DATA UNDER STUDY:
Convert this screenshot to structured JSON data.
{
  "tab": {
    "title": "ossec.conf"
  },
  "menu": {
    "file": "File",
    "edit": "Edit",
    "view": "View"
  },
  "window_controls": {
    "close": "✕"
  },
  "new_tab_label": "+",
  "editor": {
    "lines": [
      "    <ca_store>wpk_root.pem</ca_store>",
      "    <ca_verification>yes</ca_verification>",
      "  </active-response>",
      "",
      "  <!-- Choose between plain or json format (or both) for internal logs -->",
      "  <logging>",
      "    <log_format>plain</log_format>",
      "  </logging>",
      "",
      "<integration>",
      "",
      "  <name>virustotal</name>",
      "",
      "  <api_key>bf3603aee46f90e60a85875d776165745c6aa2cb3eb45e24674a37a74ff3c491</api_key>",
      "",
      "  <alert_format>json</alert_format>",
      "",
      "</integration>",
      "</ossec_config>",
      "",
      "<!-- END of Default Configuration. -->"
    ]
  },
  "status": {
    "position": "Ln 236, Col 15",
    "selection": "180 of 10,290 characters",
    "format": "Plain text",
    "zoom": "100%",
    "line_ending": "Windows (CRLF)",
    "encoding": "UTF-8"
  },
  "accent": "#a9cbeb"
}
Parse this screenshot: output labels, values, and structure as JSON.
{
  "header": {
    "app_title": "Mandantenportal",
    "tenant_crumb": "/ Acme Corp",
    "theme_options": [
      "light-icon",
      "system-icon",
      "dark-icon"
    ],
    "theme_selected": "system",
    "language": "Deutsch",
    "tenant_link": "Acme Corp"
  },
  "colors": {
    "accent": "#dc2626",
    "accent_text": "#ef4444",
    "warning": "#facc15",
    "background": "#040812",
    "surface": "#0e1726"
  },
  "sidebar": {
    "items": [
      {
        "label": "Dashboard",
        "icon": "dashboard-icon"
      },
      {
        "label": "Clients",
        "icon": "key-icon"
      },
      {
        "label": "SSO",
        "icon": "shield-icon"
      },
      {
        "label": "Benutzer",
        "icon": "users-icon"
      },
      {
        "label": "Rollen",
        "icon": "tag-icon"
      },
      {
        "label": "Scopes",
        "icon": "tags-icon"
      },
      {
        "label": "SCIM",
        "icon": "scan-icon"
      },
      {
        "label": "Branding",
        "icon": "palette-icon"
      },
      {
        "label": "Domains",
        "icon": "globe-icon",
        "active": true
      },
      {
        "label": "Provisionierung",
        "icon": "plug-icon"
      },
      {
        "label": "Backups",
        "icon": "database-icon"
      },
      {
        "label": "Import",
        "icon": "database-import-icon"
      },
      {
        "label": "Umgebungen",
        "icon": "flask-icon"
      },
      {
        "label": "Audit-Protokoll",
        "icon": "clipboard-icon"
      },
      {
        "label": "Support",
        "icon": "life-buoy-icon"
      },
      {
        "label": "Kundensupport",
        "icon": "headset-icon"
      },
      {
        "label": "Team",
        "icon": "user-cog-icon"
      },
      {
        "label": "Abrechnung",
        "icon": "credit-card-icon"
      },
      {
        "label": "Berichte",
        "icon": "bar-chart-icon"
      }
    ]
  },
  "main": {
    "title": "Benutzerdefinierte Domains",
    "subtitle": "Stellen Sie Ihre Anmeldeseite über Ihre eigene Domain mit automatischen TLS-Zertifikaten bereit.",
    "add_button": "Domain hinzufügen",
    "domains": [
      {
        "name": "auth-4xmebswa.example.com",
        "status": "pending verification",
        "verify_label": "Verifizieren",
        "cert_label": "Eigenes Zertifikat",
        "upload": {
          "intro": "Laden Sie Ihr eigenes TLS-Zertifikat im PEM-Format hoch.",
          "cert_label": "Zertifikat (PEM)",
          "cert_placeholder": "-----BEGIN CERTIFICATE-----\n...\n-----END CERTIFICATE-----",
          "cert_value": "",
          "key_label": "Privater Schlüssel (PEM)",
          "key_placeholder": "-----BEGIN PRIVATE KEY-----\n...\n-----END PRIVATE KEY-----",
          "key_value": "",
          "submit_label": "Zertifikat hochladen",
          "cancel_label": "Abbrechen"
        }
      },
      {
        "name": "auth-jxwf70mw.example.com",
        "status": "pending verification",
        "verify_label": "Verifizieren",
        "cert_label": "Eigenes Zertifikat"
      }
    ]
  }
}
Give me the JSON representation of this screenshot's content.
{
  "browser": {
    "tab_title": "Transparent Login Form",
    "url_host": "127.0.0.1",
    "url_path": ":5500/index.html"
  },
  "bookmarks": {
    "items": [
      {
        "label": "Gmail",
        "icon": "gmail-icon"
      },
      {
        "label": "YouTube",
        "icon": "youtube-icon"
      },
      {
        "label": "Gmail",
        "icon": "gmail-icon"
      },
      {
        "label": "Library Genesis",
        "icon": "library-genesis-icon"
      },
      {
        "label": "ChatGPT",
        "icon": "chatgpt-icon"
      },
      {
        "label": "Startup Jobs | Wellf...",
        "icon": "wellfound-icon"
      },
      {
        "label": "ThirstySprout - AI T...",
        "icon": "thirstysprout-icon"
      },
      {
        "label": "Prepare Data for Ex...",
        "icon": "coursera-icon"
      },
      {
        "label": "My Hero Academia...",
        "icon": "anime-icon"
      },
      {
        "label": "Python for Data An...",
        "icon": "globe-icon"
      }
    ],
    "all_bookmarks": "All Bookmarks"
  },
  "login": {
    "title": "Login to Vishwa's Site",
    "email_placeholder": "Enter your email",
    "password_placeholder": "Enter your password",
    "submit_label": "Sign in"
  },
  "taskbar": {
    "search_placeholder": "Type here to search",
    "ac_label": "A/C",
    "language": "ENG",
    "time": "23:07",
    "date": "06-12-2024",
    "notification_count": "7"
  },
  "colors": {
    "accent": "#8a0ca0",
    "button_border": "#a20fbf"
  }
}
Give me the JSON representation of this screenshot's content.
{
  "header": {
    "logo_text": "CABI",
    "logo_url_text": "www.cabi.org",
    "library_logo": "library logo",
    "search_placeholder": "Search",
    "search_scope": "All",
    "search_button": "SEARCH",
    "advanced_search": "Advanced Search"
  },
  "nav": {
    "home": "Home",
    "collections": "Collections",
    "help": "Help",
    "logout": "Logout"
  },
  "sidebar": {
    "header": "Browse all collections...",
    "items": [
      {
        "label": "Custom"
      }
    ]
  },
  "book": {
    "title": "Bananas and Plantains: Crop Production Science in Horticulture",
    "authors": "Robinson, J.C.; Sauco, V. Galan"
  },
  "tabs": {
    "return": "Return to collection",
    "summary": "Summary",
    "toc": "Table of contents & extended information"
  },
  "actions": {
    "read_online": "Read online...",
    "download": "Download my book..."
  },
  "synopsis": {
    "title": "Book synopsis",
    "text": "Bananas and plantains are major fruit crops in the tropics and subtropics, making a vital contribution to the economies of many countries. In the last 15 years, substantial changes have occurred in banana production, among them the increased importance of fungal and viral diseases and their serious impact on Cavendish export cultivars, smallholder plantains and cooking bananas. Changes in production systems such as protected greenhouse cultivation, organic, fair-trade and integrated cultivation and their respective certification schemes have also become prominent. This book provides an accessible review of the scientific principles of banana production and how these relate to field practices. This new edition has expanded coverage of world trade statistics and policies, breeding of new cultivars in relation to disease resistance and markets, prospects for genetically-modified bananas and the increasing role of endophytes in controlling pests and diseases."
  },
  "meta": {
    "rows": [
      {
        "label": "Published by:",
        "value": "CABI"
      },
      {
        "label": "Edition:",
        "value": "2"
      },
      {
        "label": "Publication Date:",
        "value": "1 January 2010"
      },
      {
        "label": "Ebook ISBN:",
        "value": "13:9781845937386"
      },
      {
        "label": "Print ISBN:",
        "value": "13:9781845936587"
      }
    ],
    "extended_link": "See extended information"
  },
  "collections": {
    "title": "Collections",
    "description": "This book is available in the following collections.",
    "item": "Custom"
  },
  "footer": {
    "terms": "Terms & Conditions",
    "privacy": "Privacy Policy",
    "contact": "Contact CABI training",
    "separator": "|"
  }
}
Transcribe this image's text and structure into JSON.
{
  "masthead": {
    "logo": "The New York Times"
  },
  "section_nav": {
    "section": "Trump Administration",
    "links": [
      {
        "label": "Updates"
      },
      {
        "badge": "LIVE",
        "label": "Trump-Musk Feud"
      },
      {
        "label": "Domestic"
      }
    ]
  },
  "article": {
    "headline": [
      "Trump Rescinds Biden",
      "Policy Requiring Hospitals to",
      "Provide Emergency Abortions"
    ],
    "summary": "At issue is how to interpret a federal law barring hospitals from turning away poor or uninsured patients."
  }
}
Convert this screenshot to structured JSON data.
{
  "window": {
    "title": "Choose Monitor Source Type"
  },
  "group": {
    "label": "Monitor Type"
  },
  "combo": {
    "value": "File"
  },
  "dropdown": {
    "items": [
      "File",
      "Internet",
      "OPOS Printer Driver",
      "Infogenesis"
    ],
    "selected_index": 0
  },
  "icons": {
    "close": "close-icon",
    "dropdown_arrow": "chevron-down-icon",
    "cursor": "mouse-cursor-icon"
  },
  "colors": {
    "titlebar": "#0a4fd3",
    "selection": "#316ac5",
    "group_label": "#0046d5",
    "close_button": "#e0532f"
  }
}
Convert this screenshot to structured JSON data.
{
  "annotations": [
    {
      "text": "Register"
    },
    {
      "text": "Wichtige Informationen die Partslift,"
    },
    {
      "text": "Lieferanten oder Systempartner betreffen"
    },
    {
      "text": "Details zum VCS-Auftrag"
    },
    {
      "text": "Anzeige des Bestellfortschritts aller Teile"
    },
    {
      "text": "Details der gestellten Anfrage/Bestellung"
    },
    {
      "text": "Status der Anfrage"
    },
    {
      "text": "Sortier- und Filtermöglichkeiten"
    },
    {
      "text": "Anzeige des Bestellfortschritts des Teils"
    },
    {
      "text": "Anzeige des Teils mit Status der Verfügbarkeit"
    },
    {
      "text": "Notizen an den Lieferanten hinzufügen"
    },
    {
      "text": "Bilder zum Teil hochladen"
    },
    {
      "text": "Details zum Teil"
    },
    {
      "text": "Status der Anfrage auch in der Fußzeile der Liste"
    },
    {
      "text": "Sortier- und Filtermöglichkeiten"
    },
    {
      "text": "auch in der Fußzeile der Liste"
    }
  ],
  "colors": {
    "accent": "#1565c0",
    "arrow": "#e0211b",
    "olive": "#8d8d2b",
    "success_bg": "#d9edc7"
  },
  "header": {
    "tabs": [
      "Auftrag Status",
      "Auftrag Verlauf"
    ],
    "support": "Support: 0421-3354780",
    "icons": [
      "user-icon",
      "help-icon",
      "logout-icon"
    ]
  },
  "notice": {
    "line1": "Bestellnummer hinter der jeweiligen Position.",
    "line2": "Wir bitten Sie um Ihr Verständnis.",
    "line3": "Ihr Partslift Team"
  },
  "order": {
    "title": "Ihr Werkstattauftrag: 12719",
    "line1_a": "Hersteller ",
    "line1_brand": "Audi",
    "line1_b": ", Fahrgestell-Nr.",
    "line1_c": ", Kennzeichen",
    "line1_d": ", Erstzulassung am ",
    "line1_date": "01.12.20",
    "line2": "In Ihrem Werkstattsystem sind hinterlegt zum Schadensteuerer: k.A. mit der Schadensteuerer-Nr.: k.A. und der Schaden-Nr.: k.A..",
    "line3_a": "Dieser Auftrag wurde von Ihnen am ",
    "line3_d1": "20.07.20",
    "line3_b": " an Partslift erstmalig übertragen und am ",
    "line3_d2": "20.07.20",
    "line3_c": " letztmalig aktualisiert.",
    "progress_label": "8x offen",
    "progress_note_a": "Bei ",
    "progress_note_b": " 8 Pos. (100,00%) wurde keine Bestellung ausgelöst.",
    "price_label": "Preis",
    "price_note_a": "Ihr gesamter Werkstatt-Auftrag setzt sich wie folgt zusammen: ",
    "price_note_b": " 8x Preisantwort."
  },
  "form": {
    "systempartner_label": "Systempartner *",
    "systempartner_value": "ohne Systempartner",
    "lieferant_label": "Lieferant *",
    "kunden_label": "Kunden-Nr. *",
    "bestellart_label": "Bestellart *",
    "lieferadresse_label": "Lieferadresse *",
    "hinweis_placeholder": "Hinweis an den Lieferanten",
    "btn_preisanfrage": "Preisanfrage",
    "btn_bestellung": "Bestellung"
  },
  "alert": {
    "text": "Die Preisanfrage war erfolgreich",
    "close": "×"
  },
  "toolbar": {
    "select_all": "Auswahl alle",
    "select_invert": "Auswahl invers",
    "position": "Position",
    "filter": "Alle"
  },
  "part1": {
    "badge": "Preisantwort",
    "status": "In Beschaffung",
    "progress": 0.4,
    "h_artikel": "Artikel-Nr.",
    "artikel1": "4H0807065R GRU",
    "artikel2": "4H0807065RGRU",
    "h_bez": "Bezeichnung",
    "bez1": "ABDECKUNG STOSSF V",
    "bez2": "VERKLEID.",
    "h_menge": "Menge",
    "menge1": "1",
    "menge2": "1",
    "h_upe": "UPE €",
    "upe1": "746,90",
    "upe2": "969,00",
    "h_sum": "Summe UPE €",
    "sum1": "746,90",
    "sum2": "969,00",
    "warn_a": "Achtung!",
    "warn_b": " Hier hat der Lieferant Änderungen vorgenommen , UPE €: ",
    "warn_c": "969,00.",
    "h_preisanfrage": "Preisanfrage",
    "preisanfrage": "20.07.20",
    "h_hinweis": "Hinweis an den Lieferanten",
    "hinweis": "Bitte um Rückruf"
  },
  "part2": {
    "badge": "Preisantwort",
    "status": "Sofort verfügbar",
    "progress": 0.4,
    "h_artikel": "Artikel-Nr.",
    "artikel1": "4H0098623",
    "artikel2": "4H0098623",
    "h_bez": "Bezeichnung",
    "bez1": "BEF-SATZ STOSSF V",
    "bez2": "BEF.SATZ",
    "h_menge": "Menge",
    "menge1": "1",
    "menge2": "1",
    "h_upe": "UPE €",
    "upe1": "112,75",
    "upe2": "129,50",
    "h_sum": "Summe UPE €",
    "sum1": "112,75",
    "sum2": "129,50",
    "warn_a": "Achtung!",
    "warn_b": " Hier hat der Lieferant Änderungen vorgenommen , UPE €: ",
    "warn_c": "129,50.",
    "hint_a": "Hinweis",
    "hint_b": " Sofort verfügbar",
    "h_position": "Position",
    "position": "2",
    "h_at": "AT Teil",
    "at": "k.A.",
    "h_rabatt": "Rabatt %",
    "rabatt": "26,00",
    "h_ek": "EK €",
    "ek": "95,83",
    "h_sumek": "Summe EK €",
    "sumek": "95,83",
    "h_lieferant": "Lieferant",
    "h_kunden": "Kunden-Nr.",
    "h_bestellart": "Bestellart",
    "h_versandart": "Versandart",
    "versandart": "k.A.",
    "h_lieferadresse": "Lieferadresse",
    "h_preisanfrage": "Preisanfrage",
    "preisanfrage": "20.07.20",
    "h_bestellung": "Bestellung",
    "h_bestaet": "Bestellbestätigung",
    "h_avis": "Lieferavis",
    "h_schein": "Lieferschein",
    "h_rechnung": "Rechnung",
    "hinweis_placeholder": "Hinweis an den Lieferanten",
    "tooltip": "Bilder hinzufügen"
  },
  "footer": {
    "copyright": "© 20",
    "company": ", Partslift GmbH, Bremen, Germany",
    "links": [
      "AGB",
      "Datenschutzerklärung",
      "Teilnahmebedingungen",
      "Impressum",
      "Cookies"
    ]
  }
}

WHAT THE EXERCISE ASKS:
Where in the entries above does the word "hinzufügen" appear? Copy each line that has it.

TASK RESPONSE:
    "add_button": "Domain hinzufügen",
      "text": "Notizen an den Lieferanten hinzufügen"
    "tooltip": "Bilder hinzufügen"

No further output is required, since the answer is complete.